— begin DATA SUPPLIED —

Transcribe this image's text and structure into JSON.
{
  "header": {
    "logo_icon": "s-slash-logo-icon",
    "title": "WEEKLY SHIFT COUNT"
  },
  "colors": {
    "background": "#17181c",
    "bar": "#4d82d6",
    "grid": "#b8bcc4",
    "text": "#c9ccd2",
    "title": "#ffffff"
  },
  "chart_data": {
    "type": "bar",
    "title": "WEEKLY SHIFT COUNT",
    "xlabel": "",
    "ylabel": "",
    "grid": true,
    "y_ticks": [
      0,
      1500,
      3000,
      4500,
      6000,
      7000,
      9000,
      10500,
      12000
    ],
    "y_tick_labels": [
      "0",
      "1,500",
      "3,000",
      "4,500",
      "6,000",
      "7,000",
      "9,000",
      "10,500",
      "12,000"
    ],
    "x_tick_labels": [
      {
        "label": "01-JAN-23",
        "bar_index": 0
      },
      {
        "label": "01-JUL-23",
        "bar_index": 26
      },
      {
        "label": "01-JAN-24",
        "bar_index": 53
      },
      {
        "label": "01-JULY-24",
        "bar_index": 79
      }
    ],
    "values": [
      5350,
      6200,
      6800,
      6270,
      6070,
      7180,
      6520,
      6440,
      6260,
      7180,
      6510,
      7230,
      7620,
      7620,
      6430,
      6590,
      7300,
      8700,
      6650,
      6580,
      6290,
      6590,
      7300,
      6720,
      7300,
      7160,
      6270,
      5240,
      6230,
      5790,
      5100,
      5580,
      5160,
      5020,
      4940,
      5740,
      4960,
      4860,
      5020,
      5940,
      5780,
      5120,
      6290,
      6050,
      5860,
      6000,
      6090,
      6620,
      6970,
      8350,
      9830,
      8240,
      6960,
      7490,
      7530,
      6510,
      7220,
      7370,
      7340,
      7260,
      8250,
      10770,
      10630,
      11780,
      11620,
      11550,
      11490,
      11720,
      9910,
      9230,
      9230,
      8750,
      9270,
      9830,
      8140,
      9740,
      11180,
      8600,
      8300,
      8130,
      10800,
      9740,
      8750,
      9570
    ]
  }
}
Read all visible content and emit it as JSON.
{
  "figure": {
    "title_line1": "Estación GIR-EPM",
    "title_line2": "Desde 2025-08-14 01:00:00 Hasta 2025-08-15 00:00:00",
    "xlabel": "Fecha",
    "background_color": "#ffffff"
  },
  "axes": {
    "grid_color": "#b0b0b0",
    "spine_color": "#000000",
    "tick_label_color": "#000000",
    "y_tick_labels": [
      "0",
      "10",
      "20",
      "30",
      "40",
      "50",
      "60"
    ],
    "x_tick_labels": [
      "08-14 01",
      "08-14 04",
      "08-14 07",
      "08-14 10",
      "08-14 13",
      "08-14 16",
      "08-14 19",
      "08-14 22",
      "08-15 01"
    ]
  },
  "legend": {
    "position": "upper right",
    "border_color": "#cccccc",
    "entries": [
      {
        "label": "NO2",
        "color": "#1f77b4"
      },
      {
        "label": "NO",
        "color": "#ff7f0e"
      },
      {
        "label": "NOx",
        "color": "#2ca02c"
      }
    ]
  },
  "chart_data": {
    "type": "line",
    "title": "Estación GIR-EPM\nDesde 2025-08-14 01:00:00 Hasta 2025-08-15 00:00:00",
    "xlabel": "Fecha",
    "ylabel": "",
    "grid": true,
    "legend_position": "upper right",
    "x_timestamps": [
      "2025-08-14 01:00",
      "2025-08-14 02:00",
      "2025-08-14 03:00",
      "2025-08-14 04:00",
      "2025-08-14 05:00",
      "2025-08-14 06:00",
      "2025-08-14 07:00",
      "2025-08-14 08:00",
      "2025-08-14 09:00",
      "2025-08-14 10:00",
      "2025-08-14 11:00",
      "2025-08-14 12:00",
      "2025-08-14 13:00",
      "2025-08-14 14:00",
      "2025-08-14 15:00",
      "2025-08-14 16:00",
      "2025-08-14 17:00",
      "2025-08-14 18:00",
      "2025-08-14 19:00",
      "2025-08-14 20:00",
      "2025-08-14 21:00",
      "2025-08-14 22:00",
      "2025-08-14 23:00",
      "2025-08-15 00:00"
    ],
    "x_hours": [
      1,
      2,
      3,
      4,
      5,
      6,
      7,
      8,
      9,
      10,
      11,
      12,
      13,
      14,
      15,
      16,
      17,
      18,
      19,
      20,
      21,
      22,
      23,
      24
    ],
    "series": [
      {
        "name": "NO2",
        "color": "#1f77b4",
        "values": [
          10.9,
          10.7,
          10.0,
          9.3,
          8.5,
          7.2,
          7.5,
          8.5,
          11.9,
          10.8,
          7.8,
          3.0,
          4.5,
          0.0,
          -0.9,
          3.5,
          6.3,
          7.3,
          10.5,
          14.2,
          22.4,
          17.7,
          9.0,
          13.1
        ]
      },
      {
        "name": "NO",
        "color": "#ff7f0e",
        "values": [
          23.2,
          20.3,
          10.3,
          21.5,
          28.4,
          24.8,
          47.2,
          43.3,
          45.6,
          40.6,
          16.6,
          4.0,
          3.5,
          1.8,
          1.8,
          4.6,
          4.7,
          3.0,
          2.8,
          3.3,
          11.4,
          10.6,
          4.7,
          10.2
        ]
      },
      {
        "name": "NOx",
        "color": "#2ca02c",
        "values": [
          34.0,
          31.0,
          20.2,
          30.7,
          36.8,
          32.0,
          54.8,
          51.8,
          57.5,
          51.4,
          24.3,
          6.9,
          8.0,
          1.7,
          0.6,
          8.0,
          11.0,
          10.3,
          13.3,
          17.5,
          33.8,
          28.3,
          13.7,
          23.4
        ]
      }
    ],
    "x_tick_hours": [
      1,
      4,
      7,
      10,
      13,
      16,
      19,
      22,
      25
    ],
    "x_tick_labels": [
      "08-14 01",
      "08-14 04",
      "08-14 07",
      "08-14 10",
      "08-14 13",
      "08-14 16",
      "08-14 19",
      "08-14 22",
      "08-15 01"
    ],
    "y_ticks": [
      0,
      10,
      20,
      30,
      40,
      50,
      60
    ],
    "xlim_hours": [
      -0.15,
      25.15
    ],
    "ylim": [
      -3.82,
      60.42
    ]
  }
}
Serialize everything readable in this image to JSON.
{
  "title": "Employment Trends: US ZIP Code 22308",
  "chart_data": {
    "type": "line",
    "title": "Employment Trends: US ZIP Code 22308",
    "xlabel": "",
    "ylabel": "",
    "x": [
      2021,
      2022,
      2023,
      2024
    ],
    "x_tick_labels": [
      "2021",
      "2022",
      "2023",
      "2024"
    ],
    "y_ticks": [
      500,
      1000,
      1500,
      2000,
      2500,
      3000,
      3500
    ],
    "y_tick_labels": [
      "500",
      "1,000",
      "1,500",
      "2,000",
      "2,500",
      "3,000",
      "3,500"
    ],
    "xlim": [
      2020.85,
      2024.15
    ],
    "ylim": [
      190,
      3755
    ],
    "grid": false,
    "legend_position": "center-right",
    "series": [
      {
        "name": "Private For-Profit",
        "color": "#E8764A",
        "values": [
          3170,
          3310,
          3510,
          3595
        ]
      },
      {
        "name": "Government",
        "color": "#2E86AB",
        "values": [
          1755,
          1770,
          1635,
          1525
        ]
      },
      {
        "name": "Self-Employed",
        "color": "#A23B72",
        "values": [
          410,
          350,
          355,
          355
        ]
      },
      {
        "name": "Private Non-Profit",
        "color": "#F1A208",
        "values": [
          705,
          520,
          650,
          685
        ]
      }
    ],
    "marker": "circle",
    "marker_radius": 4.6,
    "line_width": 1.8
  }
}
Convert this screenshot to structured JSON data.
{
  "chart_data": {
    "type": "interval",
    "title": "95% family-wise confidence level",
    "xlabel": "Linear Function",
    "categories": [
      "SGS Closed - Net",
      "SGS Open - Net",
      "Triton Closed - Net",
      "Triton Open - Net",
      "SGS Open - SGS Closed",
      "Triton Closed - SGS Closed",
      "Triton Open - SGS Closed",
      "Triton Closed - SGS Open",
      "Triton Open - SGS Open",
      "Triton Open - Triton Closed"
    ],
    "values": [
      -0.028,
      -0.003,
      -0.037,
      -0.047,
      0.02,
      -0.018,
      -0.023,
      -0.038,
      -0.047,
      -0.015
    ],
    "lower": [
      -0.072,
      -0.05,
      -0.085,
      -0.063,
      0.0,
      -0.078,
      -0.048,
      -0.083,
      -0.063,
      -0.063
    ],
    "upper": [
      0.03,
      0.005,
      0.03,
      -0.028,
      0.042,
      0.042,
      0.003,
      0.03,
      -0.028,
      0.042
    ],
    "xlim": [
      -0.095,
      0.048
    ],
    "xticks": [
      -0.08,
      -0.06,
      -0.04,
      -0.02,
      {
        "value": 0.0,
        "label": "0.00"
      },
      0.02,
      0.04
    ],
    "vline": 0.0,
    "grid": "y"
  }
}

— end DATA SUPPLIED —

WHAT TO PRODUCE -> Only the lines from the one that contains "Convert this screenshot" to the end of the entries above should be given again, exactly and in full.

CORRECT ANSWER ->
Convert this screenshot to structured JSON data.
{
  "chart_data": {
    "type": "interval",
    "title": "95% family-wise confidence level",
    "xlabel": "Linear Function",
    "categories": [
      "SGS Closed - Net",
      "SGS Open - Net",
      "Triton Closed - Net",
      "Triton Open - Net",
      "SGS Open - SGS Closed",
      "Triton Closed - SGS Closed",
      "Triton Open - SGS Closed",
      "Triton Closed - SGS Open",
      "Triton Open - SGS Open",
      "Triton Open - Triton Closed"
    ],
    "values": [
      -0.028,
      -0.003,
      -0.037,
      -0.047,
      0.02,
      -0.018,
      -0.023,
      -0.038,
      -0.047,
      -0.015
    ],
    "lower": [
      -0.072,
      -0.05,
      -0.085,
      -0.063,
      0.0,
      -0.078,
      -0.048,
      -0.083,
      -0.063,
      -0.063
    ],
    "upper": [
      0.03,
      0.005,
      0.03,
      -0.028,
      0.042,
      0.042,
      0.003,
      0.03,
      -0.028,
      0.042
    ],
    "xlim": [
      -0.095,
      0.048
    ],
    "xticks": [
      -0.08,
      -0.06,
      -0.04,
      -0.02,
      {
        "value": 0.0,
        "label": "0.00"
      },
      0.02,
      0.04
    ],
    "vline": 0.0,
    "grid": "y"
  }
}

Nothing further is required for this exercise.